INFORMATION SHOWN:
******

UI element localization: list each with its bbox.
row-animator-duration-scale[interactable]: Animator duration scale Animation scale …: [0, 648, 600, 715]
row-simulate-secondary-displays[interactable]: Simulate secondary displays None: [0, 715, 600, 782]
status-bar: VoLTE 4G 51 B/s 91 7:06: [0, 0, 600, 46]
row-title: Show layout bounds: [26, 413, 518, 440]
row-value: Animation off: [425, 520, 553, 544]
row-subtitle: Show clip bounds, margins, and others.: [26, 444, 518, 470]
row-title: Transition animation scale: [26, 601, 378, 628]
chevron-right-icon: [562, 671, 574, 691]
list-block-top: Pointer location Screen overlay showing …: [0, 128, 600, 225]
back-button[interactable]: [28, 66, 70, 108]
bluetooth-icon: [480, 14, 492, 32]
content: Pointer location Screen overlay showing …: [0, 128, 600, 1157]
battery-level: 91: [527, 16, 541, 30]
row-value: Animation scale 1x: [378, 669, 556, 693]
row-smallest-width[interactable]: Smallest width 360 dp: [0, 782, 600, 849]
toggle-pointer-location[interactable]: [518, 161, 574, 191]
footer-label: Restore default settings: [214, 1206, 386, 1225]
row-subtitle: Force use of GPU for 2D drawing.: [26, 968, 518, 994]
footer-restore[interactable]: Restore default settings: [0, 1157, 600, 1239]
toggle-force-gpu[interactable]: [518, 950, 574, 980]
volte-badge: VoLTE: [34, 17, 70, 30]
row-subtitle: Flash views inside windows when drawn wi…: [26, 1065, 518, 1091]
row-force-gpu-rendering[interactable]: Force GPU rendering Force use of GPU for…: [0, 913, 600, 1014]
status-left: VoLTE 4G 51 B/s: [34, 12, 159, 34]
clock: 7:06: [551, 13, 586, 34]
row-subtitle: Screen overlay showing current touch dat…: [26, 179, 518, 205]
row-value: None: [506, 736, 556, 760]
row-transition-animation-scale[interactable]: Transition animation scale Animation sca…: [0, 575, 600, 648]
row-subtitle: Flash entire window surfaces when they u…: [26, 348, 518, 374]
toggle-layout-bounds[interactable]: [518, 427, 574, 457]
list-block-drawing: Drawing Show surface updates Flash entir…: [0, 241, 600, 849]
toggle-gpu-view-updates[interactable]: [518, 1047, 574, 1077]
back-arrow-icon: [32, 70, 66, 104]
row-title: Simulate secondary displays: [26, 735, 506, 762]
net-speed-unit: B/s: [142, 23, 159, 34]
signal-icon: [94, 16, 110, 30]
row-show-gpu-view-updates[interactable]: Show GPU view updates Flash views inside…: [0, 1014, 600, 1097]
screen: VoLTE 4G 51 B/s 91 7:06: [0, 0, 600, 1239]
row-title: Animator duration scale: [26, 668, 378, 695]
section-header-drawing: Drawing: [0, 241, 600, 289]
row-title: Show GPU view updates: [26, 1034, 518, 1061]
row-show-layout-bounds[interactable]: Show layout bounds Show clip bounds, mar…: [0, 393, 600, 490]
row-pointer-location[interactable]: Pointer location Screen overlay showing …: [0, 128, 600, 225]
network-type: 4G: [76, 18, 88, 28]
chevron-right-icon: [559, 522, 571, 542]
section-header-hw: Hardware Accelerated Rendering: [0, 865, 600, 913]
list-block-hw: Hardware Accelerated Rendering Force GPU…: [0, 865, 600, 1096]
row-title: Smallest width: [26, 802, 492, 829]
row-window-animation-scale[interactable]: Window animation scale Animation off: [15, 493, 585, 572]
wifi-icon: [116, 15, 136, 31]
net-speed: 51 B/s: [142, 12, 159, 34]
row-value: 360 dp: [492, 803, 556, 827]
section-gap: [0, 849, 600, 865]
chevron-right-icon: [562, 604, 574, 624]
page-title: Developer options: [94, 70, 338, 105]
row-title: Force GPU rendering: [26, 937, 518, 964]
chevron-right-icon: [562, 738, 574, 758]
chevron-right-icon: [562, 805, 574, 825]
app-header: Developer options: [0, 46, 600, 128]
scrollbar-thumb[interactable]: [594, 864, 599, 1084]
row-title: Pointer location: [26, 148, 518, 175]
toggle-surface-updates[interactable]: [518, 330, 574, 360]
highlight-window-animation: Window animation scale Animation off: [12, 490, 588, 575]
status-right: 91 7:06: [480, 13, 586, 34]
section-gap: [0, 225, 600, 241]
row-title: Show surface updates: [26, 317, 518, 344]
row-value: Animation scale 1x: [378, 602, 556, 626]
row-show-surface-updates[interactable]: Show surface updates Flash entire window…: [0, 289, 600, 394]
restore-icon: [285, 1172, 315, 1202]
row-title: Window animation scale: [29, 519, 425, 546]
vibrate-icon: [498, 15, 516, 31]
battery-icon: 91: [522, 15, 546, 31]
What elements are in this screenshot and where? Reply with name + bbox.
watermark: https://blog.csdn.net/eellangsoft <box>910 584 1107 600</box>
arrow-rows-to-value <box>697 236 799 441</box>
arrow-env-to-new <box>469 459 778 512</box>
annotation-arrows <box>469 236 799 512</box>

******

THE PROBLEM:
Retype all of the records above line for line, with no changes.

CORRECT ANSWER:
UI element localization: list each with its bbox.
row-animator-duration-scale[interactable]: Animator duration scale Animation scale …: [0, 648, 600, 715]
row-simulate-secondary-displays[interactable]: Simulate secondary displays None: [0, 715, 600, 782]
status-bar: VoLTE 4G 51 B/s 91 7:06: [0, 0, 600, 46]
row-title: Show layout bounds: [26, 413, 518, 440]
row-value: Animation off: [425, 520, 553, 544]
row-subtitle: Show clip bounds, margins, and others.: [26, 444, 518, 470]
row-title: Transition animation scale: [26, 601, 378, 628]
chevron-right-icon: [562, 671, 574, 691]
list-block-top: Pointer location Screen overlay showing …: [0, 128, 600, 225]
back-button[interactable]: [28, 66, 70, 108]
bluetooth-icon: [480, 14, 492, 32]
content: Pointer location Screen overlay showing …: [0, 128, 600, 1157]
battery-level: 91: [527, 16, 541, 30]
row-value: Animation scale 1x: [378, 669, 556, 693]
row-smallest-width[interactable]: Smallest width 360 dp: [0, 782, 600, 849]
toggle-pointer-location[interactable]: [518, 161, 574, 191]
footer-label: Restore default settings: [214, 1206, 386, 1225]
row-subtitle: Force use of GPU for 2D drawing.: [26, 968, 518, 994]
footer-restore[interactable]: Restore default settings: [0, 1157, 600, 1239]
toggle-force-gpu[interactable]: [518, 950, 574, 980]
volte-badge: VoLTE: [34, 17, 70, 30]
row-subtitle: Flash views inside windows when drawn wi…: [26, 1065, 518, 1091]
row-force-gpu-rendering[interactable]: Force GPU rendering Force use of GPU for…: [0, 913, 600, 1014]
status-left: VoLTE 4G 51 B/s: [34, 12, 159, 34]
clock: 7:06: [551, 13, 586, 34]
row-subtitle: Screen overlay showing current touch dat…: [26, 179, 518, 205]
row-value: None: [506, 736, 556, 760]
row-transition-animation-scale[interactable]: Transition animation scale Animation sca…: [0, 575, 600, 648]
row-subtitle: Flash entire window surfaces when they u…: [26, 348, 518, 374]
toggle-layout-bounds[interactable]: [518, 427, 574, 457]
list-block-drawing: Drawing Show surface updates Flash entir…: [0, 241, 600, 849]
toggle-gpu-view-updates[interactable]: [518, 1047, 574, 1077]
back-arrow-icon: [32, 70, 66, 104]
row-title: Simulate secondary displays: [26, 735, 506, 762]
net-speed-unit: B/s: [142, 23, 159, 34]
signal-icon: [94, 16, 110, 30]
row-show-gpu-view-updates[interactable]: Show GPU view updates Flash views inside…: [0, 1014, 600, 1097]
screen: VoLTE 4G 51 B/s 91 7:06: [0, 0, 600, 1239]
row-title: Animator duration scale: [26, 668, 378, 695]
section-header-drawing: Drawing: [0, 241, 600, 289]
row-title: Show GPU view updates: [26, 1034, 518, 1061]
row-show-layout-bounds[interactable]: Show layout bounds Show clip bounds, mar…: [0, 393, 600, 490]
row-pointer-location[interactable]: Pointer location Screen overlay showing …: [0, 128, 600, 225]
network-type: 4G: [76, 18, 88, 28]
chevron-right-icon: [559, 522, 571, 542]
section-header-hw: Hardware Accelerated Rendering: [0, 865, 600, 913]
list-block-hw: Hardware Accelerated Rendering Force GPU…: [0, 865, 600, 1096]
row-title: Smallest width: [26, 802, 492, 829]
row-window-animation-scale[interactable]: Window animation scale Animation off: [15, 493, 585, 572]
wifi-icon: [116, 15, 136, 31]
net-speed: 51 B/s: [142, 12, 159, 34]
row-value: 360 dp: [492, 803, 556, 827]
section-gap: [0, 849, 600, 865]
chevron-right-icon: [562, 604, 574, 624]
page-title: Developer options: [94, 70, 338, 105]
row-title: Force GPU rendering: [26, 937, 518, 964]
chevron-right-icon: [562, 738, 574, 758]
chevron-right-icon: [562, 805, 574, 825]
app-header: Developer options: [0, 46, 600, 128]
scrollbar-thumb[interactable]: [594, 864, 599, 1084]
row-title: Pointer location: [26, 148, 518, 175]
toggle-surface-updates[interactable]: [518, 330, 574, 360]
highlight-window-animation: Window animation scale Animation off: [12, 490, 588, 575]
status-right: 91 7:06: [480, 13, 586, 34]
section-gap: [0, 225, 600, 241]
row-title: Show surface updates: [26, 317, 518, 344]
row-value: Animation scale 1x: [378, 602, 556, 626]
row-show-surface-updates[interactable]: Show surface updates Flash entire window…: [0, 289, 600, 394]
restore-icon: [285, 1172, 315, 1202]
row-title: Window animation scale: [29, 519, 425, 546]
vibrate-icon: [498, 15, 516, 31]
battery-icon: 91: [522, 15, 546, 31]
What elements are in this screenshot and where? Reply with name + bbox.
watermark: https://blog.csdn.net/eellangsoft <box>910 584 1107 600</box>
arrow-rows-to-value <box>697 236 799 441</box>
arrow-env-to-new <box>469 459 778 512</box>
annotation-arrows <box>469 236 799 512</box>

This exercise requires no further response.